▶ **Direction**: Each line below is to be written out in full, exactly as shown.

= = =

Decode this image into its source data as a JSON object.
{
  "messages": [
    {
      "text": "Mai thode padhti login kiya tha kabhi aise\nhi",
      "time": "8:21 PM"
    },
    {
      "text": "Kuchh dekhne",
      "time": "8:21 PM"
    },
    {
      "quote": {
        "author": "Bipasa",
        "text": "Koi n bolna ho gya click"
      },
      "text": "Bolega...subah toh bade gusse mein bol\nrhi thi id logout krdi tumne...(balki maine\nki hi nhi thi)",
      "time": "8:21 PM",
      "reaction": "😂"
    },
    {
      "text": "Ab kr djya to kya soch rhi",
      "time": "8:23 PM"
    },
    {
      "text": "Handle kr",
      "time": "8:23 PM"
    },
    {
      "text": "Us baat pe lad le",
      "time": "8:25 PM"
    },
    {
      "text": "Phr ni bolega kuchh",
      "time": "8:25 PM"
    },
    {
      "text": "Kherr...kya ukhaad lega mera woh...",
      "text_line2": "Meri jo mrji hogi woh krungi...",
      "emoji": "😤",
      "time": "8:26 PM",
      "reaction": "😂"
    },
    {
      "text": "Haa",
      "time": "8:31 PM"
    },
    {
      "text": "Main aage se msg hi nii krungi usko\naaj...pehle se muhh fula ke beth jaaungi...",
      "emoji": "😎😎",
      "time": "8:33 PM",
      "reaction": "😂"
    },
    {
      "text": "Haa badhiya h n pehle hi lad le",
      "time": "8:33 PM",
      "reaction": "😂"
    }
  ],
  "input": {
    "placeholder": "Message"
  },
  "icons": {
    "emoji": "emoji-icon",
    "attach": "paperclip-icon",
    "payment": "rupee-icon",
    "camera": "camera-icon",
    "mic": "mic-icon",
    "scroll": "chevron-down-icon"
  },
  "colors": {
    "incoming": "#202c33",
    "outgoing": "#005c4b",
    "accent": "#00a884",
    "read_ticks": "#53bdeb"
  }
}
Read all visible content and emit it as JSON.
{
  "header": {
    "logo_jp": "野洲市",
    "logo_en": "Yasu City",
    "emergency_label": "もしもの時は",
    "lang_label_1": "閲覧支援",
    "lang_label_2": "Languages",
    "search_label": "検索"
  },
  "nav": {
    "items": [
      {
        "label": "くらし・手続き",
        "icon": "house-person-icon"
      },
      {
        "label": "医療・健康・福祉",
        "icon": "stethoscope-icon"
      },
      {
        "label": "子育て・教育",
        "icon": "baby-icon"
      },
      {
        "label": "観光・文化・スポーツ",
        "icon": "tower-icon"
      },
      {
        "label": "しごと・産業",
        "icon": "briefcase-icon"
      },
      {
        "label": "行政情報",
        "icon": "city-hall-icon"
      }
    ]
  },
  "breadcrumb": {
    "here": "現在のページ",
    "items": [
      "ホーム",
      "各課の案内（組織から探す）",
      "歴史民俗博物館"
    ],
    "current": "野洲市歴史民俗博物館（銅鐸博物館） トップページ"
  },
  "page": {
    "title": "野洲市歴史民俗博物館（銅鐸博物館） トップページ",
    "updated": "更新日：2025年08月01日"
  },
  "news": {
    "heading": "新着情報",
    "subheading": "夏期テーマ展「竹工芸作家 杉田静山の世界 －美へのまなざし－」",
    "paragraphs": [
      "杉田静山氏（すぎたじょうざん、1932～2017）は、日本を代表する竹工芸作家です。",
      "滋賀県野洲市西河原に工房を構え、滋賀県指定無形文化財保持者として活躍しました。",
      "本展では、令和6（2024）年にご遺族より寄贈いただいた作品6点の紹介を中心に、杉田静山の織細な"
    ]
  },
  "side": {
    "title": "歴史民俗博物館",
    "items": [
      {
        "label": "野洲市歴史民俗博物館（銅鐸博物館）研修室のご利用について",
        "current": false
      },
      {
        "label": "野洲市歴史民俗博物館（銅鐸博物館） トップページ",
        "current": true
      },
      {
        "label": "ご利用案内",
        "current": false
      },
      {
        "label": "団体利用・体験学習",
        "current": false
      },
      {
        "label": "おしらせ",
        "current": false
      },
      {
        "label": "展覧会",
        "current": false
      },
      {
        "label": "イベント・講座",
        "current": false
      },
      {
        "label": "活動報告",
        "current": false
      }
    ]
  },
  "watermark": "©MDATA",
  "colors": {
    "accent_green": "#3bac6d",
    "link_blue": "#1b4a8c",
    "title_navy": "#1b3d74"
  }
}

= = =

▶ **Task result**:
Decode this image into its source data as a JSON object.
{
  "messages": [
    {
      "text": "Mai thode padhti login kiya tha kabhi aise\nhi",
      "time": "8:21 PM"
    },
    {
      "text": "Kuchh dekhne",
      "time": "8:21 PM"
    },
    {
      "quote": {
        "author": "Bipasa",
        "text": "Koi n bolna ho gya click"
      },
      "text": "Bolega...subah toh bade gusse mein bol\nrhi thi id logout krdi tumne...(balki maine\nki hi nhi thi)",
      "time": "8:21 PM",
      "reaction": "😂"
    },
    {
      "text": "Ab kr djya to kya soch rhi",
      "time": "8:23 PM"
    },
    {
      "text": "Handle kr",
      "time": "8:23 PM"
    },
    {
      "text": "Us baat pe lad le",
      "time": "8:25 PM"
    },
    {
      "text": "Phr ni bolega kuchh",
      "time": "8:25 PM"
    },
    {
      "text": "Kherr...kya ukhaad lega mera woh...",
      "text_line2": "Meri jo mrji hogi woh krungi...",
      "emoji": "😤",
      "time": "8:26 PM",
      "reaction": "😂"
    },
    {
      "text": "Haa",
      "time": "8:31 PM"
    },
    {
      "text": "Main aage se msg hi nii krungi usko\naaj...pehle se muhh fula ke beth jaaungi...",
      "emoji": "😎😎",
      "time": "8:33 PM",
      "reaction": "😂"
    },
    {
      "text": "Haa badhiya h n pehle hi lad le",
      "time": "8:33 PM",
      "reaction": "😂"
    }
  ],
  "input": {
    "placeholder": "Message"
  },
  "icons": {
    "emoji": "emoji-icon",
    "attach": "paperclip-icon",
    "payment": "rupee-icon",
    "camera": "camera-icon",
    "mic": "mic-icon",
    "scroll": "chevron-down-icon"
  },
  "colors": {
    "incoming": "#202c33",
    "outgoing": "#005c4b",
    "accent": "#00a884",
    "read_ticks": "#53bdeb"
  }
}
Read all visible content and emit it as JSON.
{
  "header": {
    "logo_jp": "野洲市",
    "logo_en": "Yasu City",
    "emergency_label": "もしもの時は",
    "lang_label_1": "閲覧支援",
    "lang_label_2": "Languages",
    "search_label": "検索"
  },
  "nav": {
    "items": [
      {
        "label": "くらし・手続き",
        "icon": "house-person-icon"
      },
      {
        "label": "医療・健康・福祉",
        "icon": "stethoscope-icon"
      },
      {
        "label": "子育て・教育",
        "icon": "baby-icon"
      },
      {
        "label": "観光・文化・スポーツ",
        "icon": "tower-icon"
      },
      {
        "label": "しごと・産業",
        "icon": "briefcase-icon"
      },
      {
        "label": "行政情報",
        "icon": "city-hall-icon"
      }
    ]
  },
  "breadcrumb": {
    "here": "現在のページ",
    "items": [
      "ホーム",
      "各課の案内（組織から探す）",
      "歴史民俗博物館"
    ],
    "current": "野洲市歴史民俗博物館（銅鐸博物館） トップページ"
  },
  "page": {
    "title": "野洲市歴史民俗博物館（銅鐸博物館） トップページ",
    "updated": "更新日：2025年08月01日"
  },
  "news": {
    "heading": "新着情報",
    "subheading": "夏期テーマ展「竹工芸作家 杉田静山の世界 －美へのまなざし－」",
    "paragraphs": [
      "杉田静山氏（すぎたじょうざん、1932～2017）は、日本を代表する竹工芸作家です。",
      "滋賀県野洲市西河原に工房を構え、滋賀県指定無形文化財保持者として活躍しました。",
      "本展では、令和6（2024）年にご遺族より寄贈いただいた作品6点の紹介を中心に、杉田静山の織細な"
    ]
  },
  "side": {
    "title": "歴史民俗博物館",
    "items": [
      {
        "label": "野洲市歴史民俗博物館（銅鐸博物館）研修室のご利用について",
        "current": false
      },
      {
        "label": "野洲市歴史民俗博物館（銅鐸博物館） トップページ",
        "current": true
      },
      {
        "label": "ご利用案内",
        "current": false
      },
      {
        "label": "団体利用・体験学習",
        "current": false
      },
      {
        "label": "おしらせ",
        "current": false
      },
      {
        "label": "展覧会",
        "current": false
      },
      {
        "label": "イベント・講座",
        "current": false
      },
      {
        "label": "活動報告",
        "current": false
      }
    ]
  },
  "watermark": "©MDATA",
  "colors": {
    "accent_green": "#3bac6d",
    "link_blue": "#1b4a8c",
    "title_navy": "#1b3d74"
  }
}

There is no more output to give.